AIM OF THE TASK -> Please find all lines in the data that hold the string "район" and copy them.

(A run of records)
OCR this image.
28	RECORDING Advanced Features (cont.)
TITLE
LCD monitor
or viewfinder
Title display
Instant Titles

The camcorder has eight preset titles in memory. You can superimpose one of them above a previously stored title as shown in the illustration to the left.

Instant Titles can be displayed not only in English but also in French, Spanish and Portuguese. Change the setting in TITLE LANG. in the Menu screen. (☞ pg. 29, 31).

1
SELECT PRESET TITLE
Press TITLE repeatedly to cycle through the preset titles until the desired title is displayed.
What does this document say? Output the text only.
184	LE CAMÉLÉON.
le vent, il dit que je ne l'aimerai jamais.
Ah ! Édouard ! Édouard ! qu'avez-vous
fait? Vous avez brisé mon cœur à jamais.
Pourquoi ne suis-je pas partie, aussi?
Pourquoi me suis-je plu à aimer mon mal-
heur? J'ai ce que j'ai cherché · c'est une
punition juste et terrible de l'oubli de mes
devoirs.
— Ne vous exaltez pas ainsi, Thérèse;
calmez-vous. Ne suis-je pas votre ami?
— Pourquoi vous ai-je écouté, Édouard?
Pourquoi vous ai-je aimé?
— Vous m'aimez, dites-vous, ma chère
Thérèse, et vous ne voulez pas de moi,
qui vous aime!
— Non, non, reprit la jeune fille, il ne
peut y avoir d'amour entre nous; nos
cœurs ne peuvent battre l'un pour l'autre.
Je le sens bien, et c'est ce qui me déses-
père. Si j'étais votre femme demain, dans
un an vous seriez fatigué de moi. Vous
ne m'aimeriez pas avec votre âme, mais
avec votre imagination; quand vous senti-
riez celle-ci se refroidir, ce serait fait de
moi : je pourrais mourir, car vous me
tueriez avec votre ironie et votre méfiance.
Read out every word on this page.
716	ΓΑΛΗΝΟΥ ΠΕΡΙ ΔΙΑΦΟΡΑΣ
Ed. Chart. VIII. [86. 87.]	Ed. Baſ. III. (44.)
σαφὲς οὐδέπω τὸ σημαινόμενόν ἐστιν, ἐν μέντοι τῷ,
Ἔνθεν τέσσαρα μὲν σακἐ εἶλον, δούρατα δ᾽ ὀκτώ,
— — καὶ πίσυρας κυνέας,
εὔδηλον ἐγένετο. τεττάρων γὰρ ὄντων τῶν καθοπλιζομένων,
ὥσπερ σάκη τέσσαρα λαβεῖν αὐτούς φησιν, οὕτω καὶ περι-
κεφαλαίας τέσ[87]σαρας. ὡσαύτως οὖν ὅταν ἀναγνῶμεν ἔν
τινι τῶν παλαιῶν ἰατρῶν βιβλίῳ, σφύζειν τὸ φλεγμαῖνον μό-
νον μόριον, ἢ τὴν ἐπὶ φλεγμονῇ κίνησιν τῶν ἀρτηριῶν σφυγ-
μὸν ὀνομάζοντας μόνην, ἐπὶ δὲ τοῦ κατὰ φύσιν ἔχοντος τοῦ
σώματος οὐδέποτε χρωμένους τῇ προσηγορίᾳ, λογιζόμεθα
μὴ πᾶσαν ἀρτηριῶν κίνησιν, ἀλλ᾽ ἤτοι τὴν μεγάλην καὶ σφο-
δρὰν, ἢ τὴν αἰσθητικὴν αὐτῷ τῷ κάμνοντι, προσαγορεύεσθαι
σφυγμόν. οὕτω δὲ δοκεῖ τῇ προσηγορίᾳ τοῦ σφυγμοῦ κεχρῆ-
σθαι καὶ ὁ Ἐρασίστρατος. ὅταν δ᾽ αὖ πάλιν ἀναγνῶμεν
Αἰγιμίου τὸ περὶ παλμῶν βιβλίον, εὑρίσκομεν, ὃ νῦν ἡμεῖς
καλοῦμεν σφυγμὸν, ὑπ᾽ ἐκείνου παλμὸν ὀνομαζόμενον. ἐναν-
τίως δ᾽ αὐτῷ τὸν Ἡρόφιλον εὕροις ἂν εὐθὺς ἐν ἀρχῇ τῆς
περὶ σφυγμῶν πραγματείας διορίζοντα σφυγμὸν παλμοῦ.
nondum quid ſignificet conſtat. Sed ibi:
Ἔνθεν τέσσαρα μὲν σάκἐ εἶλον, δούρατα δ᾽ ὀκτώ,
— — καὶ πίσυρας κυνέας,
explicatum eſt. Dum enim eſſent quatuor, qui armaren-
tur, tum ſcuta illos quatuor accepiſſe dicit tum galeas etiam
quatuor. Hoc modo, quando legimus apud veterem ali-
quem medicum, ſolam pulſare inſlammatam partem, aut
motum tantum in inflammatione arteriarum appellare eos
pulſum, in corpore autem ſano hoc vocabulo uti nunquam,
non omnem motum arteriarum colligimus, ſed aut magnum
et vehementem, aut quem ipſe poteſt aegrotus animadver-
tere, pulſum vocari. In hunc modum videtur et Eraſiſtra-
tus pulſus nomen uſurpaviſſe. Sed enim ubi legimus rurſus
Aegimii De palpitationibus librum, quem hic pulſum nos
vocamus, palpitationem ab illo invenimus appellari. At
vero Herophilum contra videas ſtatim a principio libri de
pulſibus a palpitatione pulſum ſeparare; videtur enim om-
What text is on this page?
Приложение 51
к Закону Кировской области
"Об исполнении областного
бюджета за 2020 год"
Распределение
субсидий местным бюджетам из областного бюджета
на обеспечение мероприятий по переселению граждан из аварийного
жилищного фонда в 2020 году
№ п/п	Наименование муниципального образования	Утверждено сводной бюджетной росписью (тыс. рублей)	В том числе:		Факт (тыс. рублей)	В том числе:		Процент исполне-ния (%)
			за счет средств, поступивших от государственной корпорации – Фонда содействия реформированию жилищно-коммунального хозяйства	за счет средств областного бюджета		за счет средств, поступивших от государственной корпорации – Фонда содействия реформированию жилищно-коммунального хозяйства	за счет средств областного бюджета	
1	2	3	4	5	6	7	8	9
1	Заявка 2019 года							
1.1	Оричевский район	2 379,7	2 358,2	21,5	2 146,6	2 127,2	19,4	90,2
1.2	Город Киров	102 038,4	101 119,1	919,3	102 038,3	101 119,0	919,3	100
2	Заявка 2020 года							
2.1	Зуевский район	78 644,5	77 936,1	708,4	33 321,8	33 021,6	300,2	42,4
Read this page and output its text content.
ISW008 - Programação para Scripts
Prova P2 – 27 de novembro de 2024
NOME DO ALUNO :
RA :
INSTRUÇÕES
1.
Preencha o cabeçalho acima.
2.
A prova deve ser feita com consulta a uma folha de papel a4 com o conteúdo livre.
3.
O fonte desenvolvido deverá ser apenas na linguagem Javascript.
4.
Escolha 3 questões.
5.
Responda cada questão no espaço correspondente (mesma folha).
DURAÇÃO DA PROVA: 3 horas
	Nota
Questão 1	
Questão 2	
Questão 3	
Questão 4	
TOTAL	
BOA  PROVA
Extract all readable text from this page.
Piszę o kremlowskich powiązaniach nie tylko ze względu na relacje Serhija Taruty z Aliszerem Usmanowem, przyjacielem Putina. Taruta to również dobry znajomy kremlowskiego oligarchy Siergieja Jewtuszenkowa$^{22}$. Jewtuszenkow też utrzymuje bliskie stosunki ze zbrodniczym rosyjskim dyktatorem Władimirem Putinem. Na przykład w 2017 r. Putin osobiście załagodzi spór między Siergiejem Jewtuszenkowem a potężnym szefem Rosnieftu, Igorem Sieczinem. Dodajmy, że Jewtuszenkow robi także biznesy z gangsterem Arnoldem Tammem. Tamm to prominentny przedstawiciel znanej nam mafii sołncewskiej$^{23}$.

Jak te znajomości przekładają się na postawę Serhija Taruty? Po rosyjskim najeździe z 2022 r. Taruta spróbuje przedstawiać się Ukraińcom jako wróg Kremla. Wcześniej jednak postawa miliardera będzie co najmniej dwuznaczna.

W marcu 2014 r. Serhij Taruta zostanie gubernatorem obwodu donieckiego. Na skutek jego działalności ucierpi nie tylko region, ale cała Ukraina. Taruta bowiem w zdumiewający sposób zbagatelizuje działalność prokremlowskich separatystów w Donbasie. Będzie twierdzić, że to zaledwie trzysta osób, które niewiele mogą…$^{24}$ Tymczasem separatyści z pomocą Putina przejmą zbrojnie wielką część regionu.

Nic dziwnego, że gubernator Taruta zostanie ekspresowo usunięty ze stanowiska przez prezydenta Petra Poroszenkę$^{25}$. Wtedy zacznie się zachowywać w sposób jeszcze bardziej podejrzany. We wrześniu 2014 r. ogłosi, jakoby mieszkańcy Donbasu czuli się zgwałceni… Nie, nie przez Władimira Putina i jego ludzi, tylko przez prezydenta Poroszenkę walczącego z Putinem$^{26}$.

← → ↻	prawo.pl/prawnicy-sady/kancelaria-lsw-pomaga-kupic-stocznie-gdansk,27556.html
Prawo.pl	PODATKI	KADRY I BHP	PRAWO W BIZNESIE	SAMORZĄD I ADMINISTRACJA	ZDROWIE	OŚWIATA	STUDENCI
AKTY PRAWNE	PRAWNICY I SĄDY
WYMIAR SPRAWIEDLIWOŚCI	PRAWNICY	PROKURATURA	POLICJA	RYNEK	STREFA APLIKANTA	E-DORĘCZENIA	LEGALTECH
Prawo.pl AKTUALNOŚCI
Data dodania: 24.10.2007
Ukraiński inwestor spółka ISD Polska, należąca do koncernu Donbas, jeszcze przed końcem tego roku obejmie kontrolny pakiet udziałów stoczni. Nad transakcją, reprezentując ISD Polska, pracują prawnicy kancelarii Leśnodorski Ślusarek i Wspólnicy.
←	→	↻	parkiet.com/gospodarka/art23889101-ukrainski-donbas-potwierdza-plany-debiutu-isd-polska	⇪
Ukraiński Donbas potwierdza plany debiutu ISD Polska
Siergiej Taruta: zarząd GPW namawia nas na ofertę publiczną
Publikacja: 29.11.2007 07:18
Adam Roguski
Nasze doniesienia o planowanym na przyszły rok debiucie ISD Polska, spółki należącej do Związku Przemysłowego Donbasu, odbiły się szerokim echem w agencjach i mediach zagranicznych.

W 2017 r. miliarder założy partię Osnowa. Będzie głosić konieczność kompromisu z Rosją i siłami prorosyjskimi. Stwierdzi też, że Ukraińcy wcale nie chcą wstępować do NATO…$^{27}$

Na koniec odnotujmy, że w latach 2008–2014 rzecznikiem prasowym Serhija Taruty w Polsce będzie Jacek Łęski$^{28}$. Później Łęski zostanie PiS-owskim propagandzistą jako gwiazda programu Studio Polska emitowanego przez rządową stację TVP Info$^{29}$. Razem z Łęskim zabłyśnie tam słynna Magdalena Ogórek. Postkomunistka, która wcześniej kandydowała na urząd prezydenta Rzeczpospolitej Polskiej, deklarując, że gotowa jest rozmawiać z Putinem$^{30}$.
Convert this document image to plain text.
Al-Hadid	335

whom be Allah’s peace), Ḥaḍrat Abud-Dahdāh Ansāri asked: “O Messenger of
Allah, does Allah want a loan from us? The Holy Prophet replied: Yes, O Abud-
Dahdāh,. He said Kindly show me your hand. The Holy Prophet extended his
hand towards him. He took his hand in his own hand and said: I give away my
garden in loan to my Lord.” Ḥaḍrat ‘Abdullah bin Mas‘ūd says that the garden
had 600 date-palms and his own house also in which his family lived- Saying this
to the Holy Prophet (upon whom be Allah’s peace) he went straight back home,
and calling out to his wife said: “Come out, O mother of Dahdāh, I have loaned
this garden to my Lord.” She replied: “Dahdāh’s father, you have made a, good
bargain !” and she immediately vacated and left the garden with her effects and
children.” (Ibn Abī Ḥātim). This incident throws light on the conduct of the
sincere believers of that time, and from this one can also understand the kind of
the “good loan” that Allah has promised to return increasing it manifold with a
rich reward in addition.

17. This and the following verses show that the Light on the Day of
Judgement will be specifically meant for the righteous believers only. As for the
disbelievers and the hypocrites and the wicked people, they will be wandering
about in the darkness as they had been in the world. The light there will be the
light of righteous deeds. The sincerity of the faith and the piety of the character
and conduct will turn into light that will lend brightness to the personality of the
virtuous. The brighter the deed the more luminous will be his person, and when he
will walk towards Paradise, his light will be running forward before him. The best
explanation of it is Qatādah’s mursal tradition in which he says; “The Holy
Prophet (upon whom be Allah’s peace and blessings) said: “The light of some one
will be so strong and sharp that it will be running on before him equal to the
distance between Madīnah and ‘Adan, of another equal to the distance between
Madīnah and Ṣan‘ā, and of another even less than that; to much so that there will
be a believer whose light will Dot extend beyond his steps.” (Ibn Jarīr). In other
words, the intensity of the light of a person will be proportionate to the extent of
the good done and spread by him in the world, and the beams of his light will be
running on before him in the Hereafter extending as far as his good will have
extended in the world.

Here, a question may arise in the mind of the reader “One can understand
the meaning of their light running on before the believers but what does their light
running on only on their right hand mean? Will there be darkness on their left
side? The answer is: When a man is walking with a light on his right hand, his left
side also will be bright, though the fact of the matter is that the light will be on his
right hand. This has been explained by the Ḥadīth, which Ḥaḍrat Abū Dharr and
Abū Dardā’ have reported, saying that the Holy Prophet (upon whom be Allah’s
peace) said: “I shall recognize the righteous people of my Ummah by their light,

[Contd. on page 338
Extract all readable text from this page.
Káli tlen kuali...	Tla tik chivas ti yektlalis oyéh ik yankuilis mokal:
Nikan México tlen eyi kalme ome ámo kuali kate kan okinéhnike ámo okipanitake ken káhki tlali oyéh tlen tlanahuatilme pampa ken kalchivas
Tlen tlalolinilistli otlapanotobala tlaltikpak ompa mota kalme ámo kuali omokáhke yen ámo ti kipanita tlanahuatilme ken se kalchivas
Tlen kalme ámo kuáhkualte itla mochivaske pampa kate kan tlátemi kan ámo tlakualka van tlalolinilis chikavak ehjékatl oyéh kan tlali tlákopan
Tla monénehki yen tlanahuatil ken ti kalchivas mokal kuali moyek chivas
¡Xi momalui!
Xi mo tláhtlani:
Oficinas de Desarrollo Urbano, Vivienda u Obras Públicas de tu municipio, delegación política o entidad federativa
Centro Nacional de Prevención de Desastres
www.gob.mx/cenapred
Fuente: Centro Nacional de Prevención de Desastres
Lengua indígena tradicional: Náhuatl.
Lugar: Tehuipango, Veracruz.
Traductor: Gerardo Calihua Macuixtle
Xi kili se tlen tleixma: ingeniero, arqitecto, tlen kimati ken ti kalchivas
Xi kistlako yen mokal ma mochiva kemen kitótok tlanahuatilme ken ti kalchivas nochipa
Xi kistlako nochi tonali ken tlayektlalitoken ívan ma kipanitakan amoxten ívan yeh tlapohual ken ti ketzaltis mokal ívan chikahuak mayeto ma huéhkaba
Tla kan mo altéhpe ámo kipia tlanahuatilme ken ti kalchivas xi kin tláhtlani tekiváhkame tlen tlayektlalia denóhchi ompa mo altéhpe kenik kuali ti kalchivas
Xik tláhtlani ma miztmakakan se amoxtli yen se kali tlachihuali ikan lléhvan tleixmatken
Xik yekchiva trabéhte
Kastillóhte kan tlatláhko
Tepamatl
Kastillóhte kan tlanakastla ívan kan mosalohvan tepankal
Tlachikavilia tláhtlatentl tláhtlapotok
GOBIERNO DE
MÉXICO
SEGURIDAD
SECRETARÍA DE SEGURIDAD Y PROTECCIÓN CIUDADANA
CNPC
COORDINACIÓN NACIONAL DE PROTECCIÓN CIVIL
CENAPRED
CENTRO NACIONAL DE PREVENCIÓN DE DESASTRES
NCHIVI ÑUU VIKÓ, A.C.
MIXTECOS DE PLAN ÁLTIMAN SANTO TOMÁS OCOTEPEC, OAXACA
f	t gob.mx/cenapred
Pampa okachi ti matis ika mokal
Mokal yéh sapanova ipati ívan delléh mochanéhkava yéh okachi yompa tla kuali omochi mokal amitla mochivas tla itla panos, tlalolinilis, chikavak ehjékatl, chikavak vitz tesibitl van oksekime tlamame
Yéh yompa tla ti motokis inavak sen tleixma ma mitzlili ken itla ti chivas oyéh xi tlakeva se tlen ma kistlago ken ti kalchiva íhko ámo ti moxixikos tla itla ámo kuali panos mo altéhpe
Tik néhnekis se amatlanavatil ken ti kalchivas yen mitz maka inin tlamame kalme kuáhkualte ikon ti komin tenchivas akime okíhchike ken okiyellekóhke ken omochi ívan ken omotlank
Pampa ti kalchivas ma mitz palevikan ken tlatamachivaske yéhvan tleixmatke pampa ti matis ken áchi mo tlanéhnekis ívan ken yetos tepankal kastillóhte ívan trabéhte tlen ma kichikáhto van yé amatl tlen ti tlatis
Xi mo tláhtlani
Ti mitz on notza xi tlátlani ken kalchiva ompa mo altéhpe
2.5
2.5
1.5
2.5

WRITTEN SOLUTION ->
1.1	Оричевский район	2 379,7	2 358,2	21,5	2 146,6	2 127,2	19,4	90,2
2.1	Зуевский район	78 644,5	77 936,1	708,4	33 321,8	33 021,6	300,2	42,4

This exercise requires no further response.